**Goals:**
1. In the text on the Burger King South Africa merger, is each of these statements (a) to (c) supported: (a) the CCSA found the merger likely to substantially lessen competition, (b) the parties proposed opening at least 150 new Burger King stores, (c) the CCSA's rejection is final? Answer yes or no for each, quoting the words of the text that decide it.
2. According to the Burger King merger text, what share of the merged entity did the parties offer to set aside for a B-BBEE ownership structure, and within what time?
3. Pick up the Burger King merger text after its final sentence and carry it on.

**Text shown:**
-=-=-

The proposal submitted by GPI and ECP to the CCSA was elaborate and focused on promoting public welfare by providing job opportunities and increasing the number of outlets in the country. The parties had proffered that the acquiring firm would procure an investment of more than R500 million in aggregate expenditure by the end of 2026 and would utilize the same towards the establishment of at least 150 new Burger King stores in South Africa. They also submitted that the merged entity would increase the number of permanent Historically Disadvantaged Persons (“HDPs”) employees to more than 1,250 and would increase the total value of payroll and employee benefits in respect of all employees employed by the merged entity by no less than R120 million. In addition, it proposed that the merged entity will increase its procurement of products and/or services from Broad-based Black Economic Empowerment (“B-BBEE”) accredited suppliers in South Africa during the twelve months preceding the merger. They submitted that within 24 months of the implementation date, the merged entity would allocate an effective interest of 5% of the shares in the merged entity for an appropriate B-BBEE ownership structure. Finally, GPI emphasized on how the sale of BKSA and Grand Foods would result in foreign direct investment into South Africa and payment of up to R498 million to GPI, which would help GPI to pay its debt and resume paying dividends to its shareholders.

II. Decision by CCSA

Under Section 14A of the Act, the CCSA is required to provide its recommendation on a proposed merger to the Competition Tribunal. In furtherance of Section 14A, the CCSA issued a press release stating that it has prohibited the acquisition of BKSA and Grand Foods by ECP. This statement came as a bolt from the blue to the parties since the CCSA found that the merger was unlikely to result in a substantial prevention or lessening of competition in any relevant markets.

The CCSA denied the merger on the ground that it would result in a significant reduction in the shareholding of HDPs in the target firm, from 68% to 0%. Additionally, it remarked that the merger is rejected under Section 12A(3)(c). Section 12A(3)(c) states:

“When determining whether a merger can or cannot be justified on public interest grounds, the Competition Commission or the Competition Tribunal must consider the effect that the merger will have on… the promotion of a greater spread of ownership, in particular to increase the levels of ownership by historically disadvantaged persons and workers in firms in the market.”

(emphasis supplied)

Nevertheless, there is a ray of hope for GPI and ECP as the rejection by CCSA is not final because as per Section 16(2), only the Competition Tribunal has the power to approve or object to a large merger.

III. Analysis of the Decision

Under Section 12A of the Act, the CCSA must consider public interest factors while assessing proposed mergers. Hence, denial of the merger on the grounds of public interest is not new to South Africa, however, rejection of a merger on the basis of ‘greater spread of ownership’ is a new addition to this category. An example of the application of the public interest factor is the merger between PepsiCo and Pioneer, wherein the merger was approved by the CCSA only after the parties agreed to implement a B-BBEE ownership plan.

-=-=-

**Provided data:**
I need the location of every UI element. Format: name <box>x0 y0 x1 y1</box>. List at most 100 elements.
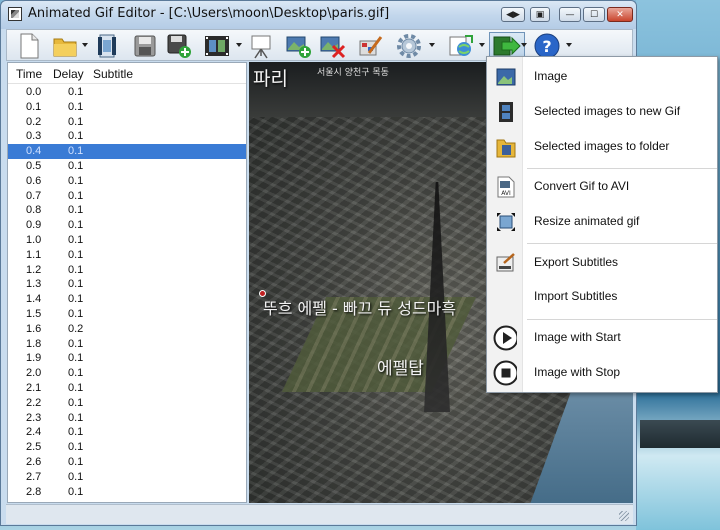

-=-=-

**Responses in order:**
1.
(a) No: "the CCSA found that the merger was unlikely to result in a substantial prevention or lessening of competition in any relevant markets."
(b) Yes: "the establishment of at least 150 new Burger King stores in South Africa"
(c) No: "the rejection by CCSA is not final because as per Section 16(2), only the Competition Tribunal has the power to approve or object to a large merger."

2. An effective interest of 5% of the shares, within 24 months of the implementation date.

3.
However, the question that still persists is whether the CCSA is right in denying the merger as the role of CCSA and the Competition Tribunal is to promote economic growth and efficient functioning of the economy. GPI’s motive to sell its shares was to release itself from a huge debt. However, denial of this merger would lead to a continued loss for GPI.

The Competition Tribunal in the case of Shell South Africa (Pty) Ltd. and Tepco Petroleum (Pty) Ltd. noted that the Act does not provide any guidelines or yardstick to balance competition and public interest assessments. Hence, the ground of ‘public interest’ can be extremely vague where a public interest component can either be used to sanitize an anticompetitive merger or impugn a merger that is not anticompetitive, thus making it difficult to be analyzed.

IV. Analyzing the usage of ‘public interest’ component in India

The laws and precedents in India do not pay importance to the ‘public interest’ component while approving or rejecting mergers, in comparison to South Africa. Every proposed merger in India must comply with Section 6 of the Competition Act, 2002, and not cause an appreciable adverse effect on competition in the market.

The said Section 6 is read with Section 20(4) of the Competition Act, 2002, which enumerates various factors that have to be considered by the Competition Commission of India (“CCI”) before approving the merger. Even though the role of CCI is to safeguard consumers’ interests, the Competition Act, 2002 does not include a component for public interest. In fact, under Section 20(4), one of the key factors that CCI looks into is whether the merger would save a failing business. In addition, Section 18 states that CCI should ensure freedom of trade. Hence, it can be seen that the law weighs saving a business over public interest. Nonetheless, Section 369 of the Companies Act, 1956, which resembles Section 233(5) of Companies Act, 2013, has been used by the courts to reject schemes of arrangements on the ground of public interest.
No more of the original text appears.